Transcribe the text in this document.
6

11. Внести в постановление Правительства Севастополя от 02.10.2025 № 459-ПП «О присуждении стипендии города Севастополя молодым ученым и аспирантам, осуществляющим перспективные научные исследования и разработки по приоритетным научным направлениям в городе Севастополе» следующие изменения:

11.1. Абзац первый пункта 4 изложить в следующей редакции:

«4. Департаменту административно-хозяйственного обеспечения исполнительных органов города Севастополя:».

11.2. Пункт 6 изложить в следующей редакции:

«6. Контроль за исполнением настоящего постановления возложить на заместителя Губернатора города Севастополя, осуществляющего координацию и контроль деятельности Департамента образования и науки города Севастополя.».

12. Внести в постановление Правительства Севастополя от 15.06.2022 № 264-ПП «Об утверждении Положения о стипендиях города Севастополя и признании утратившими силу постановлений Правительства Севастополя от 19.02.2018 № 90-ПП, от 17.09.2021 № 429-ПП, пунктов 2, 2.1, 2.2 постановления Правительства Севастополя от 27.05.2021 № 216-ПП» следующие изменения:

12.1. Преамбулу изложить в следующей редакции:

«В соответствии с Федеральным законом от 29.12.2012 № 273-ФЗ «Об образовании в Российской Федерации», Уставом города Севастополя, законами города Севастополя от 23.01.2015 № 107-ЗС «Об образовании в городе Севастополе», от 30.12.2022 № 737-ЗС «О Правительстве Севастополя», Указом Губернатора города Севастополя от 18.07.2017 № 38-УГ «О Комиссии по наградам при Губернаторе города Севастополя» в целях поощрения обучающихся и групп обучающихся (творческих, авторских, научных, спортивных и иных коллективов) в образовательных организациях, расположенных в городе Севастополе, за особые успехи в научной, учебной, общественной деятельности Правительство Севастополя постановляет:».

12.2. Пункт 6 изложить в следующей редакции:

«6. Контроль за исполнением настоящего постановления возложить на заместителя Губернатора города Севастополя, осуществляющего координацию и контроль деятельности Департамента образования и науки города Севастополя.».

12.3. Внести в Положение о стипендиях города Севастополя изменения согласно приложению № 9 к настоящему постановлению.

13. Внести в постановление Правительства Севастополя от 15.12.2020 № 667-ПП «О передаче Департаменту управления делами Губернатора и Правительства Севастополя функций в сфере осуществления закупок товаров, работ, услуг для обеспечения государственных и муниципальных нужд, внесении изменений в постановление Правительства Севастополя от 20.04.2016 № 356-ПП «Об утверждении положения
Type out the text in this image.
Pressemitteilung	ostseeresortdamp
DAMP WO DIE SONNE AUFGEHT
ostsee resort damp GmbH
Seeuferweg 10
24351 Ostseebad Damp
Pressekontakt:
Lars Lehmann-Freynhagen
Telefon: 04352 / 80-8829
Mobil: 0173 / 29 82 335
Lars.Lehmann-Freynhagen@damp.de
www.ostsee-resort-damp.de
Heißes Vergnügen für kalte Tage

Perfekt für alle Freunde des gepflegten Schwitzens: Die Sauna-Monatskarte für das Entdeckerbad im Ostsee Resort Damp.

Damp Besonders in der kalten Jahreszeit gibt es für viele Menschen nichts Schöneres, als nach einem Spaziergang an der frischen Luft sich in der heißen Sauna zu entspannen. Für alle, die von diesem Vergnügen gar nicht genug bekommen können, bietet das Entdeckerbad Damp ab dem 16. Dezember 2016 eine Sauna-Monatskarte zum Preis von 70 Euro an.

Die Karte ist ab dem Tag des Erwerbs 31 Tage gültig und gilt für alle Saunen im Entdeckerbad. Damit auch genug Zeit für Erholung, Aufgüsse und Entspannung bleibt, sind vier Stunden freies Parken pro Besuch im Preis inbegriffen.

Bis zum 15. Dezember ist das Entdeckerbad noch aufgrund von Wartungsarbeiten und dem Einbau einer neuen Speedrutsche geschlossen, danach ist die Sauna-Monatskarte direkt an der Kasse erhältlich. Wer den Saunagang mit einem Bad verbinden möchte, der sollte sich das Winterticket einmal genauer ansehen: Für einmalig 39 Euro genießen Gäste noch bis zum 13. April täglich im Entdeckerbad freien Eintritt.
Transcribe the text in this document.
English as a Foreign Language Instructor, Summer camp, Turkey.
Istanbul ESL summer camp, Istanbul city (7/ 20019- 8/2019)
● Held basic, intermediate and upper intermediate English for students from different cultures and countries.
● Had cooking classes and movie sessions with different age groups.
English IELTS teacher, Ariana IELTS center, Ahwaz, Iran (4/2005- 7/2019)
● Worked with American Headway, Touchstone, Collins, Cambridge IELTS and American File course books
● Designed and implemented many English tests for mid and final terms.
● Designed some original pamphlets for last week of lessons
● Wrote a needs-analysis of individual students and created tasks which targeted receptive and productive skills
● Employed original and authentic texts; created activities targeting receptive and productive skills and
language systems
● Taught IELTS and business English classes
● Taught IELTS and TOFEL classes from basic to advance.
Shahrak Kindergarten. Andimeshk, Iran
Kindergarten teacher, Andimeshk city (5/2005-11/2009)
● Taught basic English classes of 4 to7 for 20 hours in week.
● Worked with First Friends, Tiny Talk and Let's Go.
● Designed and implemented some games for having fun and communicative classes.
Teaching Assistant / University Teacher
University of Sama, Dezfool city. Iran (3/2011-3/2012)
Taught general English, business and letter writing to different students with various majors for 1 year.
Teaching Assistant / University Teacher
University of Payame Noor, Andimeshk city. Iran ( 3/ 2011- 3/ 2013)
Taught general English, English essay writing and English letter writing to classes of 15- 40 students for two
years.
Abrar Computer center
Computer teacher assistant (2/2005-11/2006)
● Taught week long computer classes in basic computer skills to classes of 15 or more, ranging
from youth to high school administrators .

▬▬▬

▶ [Goal]:
Transcribe every line of the data, exactly as it stands.

▶ [Answer for the task]:
Transcribe the text in this document.
6

11. Внести в постановление Правительства Севастополя от 02.10.2025 № 459-ПП «О присуждении стипендии города Севастополя молодым ученым и аспирантам, осуществляющим перспективные научные исследования и разработки по приоритетным научным направлениям в городе Севастополе» следующие изменения:

11.1. Абзац первый пункта 4 изложить в следующей редакции:

«4. Департаменту административно-хозяйственного обеспечения исполнительных органов города Севастополя:».

11.2. Пункт 6 изложить в следующей редакции:

«6. Контроль за исполнением настоящего постановления возложить на заместителя Губернатора города Севастополя, осуществляющего координацию и контроль деятельности Департамента образования и науки города Севастополя.».

12. Внести в постановление Правительства Севастополя от 15.06.2022 № 264-ПП «Об утверждении Положения о стипендиях города Севастополя и признании утратившими силу постановлений Правительства Севастополя от 19.02.2018 № 90-ПП, от 17.09.2021 № 429-ПП, пунктов 2, 2.1, 2.2 постановления Правительства Севастополя от 27.05.2021 № 216-ПП» следующие изменения:

12.1. Преамбулу изложить в следующей редакции:

«В соответствии с Федеральным законом от 29.12.2012 № 273-ФЗ «Об образовании в Российской Федерации», Уставом города Севастополя, законами города Севастополя от 23.01.2015 № 107-ЗС «Об образовании в городе Севастополе», от 30.12.2022 № 737-ЗС «О Правительстве Севастополя», Указом Губернатора города Севастополя от 18.07.2017 № 38-УГ «О Комиссии по наградам при Губернаторе города Севастополя» в целях поощрения обучающихся и групп обучающихся (творческих, авторских, научных, спортивных и иных коллективов) в образовательных организациях, расположенных в городе Севастополе, за особые успехи в научной, учебной, общественной деятельности Правительство Севастополя постановляет:».

12.2. Пункт 6 изложить в следующей редакции:

«6. Контроль за исполнением настоящего постановления возложить на заместителя Губернатора города Севастополя, осуществляющего координацию и контроль деятельности Департамента образования и науки города Севастополя.».

12.3. Внести в Положение о стипендиях города Севастополя изменения согласно приложению № 9 к настоящему постановлению.

13. Внести в постановление Правительства Севастополя от 15.12.2020 № 667-ПП «О передаче Департаменту управления делами Губернатора и Правительства Севастополя функций в сфере осуществления закупок товаров, работ, услуг для обеспечения государственных и муниципальных нужд, внесении изменений в постановление Правительства Севастополя от 20.04.2016 № 356-ПП «Об утверждении положения
Type out the text in this image.
Pressemitteilung	ostseeresortdamp
DAMP WO DIE SONNE AUFGEHT
ostsee resort damp GmbH
Seeuferweg 10
24351 Ostseebad Damp
Pressekontakt:
Lars Lehmann-Freynhagen
Telefon: 04352 / 80-8829
Mobil: 0173 / 29 82 335
Lars.Lehmann-Freynhagen@damp.de
www.ostsee-resort-damp.de
Heißes Vergnügen für kalte Tage

Perfekt für alle Freunde des gepflegten Schwitzens: Die Sauna-Monatskarte für das Entdeckerbad im Ostsee Resort Damp.

Damp Besonders in der kalten Jahreszeit gibt es für viele Menschen nichts Schöneres, als nach einem Spaziergang an der frischen Luft sich in der heißen Sauna zu entspannen. Für alle, die von diesem Vergnügen gar nicht genug bekommen können, bietet das Entdeckerbad Damp ab dem 16. Dezember 2016 eine Sauna-Monatskarte zum Preis von 70 Euro an.

Die Karte ist ab dem Tag des Erwerbs 31 Tage gültig und gilt für alle Saunen im Entdeckerbad. Damit auch genug Zeit für Erholung, Aufgüsse und Entspannung bleibt, sind vier Stunden freies Parken pro Besuch im Preis inbegriffen.

Bis zum 15. Dezember ist das Entdeckerbad noch aufgrund von Wartungsarbeiten und dem Einbau einer neuen Speedrutsche geschlossen, danach ist die Sauna-Monatskarte direkt an der Kasse erhältlich. Wer den Saunagang mit einem Bad verbinden möchte, der sollte sich das Winterticket einmal genauer ansehen: Für einmalig 39 Euro genießen Gäste noch bis zum 13. April täglich im Entdeckerbad freien Eintritt.
Transcribe the text in this document.
English as a Foreign Language Instructor, Summer camp, Turkey.
Istanbul ESL summer camp, Istanbul city (7/ 20019- 8/2019)
● Held basic, intermediate and upper intermediate English for students from different cultures and countries.
● Had cooking classes and movie sessions with different age groups.
English IELTS teacher, Ariana IELTS center, Ahwaz, Iran (4/2005- 7/2019)
● Worked with American Headway, Touchstone, Collins, Cambridge IELTS and American File course books
● Designed and implemented many English tests for mid and final terms.
● Designed some original pamphlets for last week of lessons
● Wrote a needs-analysis of individual students and created tasks which targeted receptive and productive skills
● Employed original and authentic texts; created activities targeting receptive and productive skills and
language systems
● Taught IELTS and business English classes
● Taught IELTS and TOFEL classes from basic to advance.
Shahrak Kindergarten. Andimeshk, Iran
Kindergarten teacher, Andimeshk city (5/2005-11/2009)
● Taught basic English classes of 4 to7 for 20 hours in week.
● Worked with First Friends, Tiny Talk and Let's Go.
● Designed and implemented some games for having fun and communicative classes.
Teaching Assistant / University Teacher
University of Sama, Dezfool city. Iran (3/2011-3/2012)
Taught general English, business and letter writing to different students with various majors for 1 year.
Teaching Assistant / University Teacher
University of Payame Noor, Andimeshk city. Iran ( 3/ 2011- 3/ 2013)
Taught general English, English essay writing and English letter writing to classes of 15- 40 students for two
years.
Abrar Computer center
Computer teacher assistant (2/2005-11/2006)
● Taught week long computer classes in basic computer skills to classes of 15 or more, ranging
from youth to high school administrators .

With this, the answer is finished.